### Collection entries:
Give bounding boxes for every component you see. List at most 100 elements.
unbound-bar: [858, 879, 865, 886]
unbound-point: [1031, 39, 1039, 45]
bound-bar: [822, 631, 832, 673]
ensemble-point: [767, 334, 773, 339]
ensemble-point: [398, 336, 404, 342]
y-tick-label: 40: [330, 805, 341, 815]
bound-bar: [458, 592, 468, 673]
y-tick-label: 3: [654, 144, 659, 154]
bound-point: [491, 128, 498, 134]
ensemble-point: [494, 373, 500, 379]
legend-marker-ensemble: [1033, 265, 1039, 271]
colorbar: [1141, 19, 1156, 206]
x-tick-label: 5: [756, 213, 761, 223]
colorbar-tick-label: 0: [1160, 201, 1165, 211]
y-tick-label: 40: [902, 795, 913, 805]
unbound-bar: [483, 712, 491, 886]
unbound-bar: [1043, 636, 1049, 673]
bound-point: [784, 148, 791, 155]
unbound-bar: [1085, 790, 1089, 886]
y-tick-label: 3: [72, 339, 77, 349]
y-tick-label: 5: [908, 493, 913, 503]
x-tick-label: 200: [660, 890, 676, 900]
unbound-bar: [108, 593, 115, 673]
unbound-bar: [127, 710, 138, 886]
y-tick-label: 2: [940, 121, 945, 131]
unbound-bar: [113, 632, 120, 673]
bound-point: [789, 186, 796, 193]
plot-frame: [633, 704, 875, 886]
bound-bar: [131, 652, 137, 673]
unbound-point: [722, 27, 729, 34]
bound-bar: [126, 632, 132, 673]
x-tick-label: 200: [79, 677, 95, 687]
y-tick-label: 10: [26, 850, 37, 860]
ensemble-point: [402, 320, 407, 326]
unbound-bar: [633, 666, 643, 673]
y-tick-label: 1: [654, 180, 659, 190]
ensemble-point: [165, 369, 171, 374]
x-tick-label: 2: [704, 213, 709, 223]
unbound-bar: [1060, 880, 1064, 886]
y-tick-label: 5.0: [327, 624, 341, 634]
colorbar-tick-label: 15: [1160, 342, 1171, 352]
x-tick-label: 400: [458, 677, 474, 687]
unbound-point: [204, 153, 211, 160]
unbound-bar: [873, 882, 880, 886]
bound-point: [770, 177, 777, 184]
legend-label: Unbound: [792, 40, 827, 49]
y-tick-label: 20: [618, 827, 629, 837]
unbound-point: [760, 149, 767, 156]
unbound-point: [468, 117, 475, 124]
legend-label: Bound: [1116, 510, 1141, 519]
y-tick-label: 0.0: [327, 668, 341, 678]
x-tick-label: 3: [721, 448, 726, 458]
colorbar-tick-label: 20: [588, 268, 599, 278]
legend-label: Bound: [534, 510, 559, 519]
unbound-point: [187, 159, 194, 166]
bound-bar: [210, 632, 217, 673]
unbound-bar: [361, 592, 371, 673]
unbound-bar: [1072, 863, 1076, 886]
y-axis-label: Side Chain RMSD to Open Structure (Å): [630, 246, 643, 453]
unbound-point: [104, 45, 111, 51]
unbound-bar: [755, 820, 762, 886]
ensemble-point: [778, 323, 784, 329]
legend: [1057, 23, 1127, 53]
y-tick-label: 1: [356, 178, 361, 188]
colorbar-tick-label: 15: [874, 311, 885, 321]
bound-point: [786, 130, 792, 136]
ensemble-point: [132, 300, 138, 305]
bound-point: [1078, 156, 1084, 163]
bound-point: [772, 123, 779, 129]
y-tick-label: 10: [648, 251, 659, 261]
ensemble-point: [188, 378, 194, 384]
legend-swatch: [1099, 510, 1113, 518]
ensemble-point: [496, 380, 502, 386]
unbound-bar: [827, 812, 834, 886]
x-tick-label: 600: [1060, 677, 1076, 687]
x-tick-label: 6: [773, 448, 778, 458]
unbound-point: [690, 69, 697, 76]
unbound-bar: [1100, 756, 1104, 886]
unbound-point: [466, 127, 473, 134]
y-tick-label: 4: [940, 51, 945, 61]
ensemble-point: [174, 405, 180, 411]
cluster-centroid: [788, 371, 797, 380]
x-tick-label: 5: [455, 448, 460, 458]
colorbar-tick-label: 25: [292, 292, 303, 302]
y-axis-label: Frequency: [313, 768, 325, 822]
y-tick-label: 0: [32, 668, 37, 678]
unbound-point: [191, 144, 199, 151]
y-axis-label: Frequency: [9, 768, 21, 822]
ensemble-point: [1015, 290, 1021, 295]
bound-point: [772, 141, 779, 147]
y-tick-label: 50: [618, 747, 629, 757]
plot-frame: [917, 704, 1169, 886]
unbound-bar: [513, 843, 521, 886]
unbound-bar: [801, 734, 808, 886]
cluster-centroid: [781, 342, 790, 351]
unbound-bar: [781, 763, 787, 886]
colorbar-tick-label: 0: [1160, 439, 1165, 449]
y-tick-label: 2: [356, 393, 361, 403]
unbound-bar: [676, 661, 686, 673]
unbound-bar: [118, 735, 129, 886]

### To be done:
Identify every row above that contains the string "plot", and copy each of those rows in full.

### Output of the exercise:
plot-frame: [633, 704, 875, 886]
plot-frame: [917, 704, 1169, 886]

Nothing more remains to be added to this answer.